:: Task prompt ::
State how many lines of the material below contain the string "axis", giving only that number.

:: Data excerpts

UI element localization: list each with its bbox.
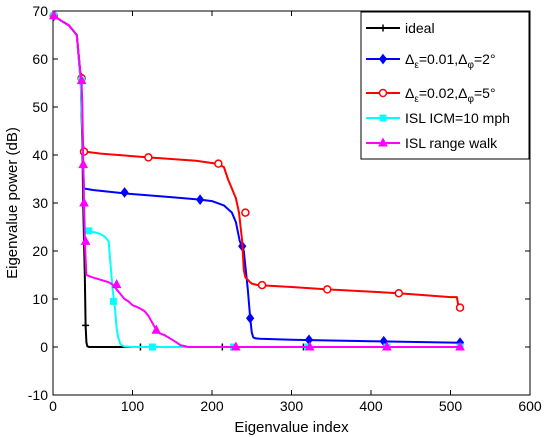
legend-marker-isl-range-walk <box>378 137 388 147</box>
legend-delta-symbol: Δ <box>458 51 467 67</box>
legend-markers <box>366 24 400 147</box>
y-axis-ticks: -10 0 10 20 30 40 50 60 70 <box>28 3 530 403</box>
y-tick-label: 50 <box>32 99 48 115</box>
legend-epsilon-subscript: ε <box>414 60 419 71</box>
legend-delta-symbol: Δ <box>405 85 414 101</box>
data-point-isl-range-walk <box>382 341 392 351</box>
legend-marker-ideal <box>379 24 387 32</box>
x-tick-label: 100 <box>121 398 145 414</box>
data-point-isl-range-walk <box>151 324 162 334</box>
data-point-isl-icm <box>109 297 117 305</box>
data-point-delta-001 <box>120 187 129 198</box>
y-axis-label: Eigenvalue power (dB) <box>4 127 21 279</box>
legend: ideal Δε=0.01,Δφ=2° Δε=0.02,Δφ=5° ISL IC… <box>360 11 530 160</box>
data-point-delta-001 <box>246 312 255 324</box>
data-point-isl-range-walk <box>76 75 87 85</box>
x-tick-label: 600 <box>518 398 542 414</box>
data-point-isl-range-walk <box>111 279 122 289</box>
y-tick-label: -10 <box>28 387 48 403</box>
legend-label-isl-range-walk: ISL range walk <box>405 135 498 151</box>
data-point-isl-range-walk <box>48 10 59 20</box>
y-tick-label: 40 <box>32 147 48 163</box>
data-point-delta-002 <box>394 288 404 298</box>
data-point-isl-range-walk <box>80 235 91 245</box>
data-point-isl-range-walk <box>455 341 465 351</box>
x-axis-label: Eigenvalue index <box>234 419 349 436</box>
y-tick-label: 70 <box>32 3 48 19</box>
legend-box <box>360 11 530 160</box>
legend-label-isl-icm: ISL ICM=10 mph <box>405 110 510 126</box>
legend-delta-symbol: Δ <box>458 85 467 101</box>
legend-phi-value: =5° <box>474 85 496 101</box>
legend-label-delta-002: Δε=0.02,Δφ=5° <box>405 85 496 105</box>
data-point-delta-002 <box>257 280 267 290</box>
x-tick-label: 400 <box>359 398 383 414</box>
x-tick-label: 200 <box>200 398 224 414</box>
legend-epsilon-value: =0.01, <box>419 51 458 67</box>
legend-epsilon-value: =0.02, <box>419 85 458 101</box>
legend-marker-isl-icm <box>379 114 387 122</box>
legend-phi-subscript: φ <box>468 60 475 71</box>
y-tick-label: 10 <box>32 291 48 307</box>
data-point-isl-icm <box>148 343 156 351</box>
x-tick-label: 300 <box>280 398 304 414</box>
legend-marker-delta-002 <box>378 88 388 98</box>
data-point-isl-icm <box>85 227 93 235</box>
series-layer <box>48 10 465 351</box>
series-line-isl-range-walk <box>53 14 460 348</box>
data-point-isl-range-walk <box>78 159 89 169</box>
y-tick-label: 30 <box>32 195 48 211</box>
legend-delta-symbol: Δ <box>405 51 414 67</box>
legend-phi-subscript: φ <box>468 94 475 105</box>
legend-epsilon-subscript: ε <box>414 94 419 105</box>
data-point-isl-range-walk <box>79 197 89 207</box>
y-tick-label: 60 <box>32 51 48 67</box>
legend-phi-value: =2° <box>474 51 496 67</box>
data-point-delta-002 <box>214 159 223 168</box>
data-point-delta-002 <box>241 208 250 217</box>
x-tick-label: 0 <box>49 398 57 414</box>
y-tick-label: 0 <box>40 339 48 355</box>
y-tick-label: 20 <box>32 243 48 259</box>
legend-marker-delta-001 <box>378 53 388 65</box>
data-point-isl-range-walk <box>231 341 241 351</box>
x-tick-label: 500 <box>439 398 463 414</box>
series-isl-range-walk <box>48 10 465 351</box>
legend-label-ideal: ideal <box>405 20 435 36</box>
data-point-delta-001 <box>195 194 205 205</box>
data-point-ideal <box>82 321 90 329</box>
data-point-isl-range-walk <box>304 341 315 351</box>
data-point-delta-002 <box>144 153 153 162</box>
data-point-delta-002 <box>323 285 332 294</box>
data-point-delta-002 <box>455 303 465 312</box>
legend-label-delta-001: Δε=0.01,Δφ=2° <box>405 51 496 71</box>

::::

:: Exercise output ::
3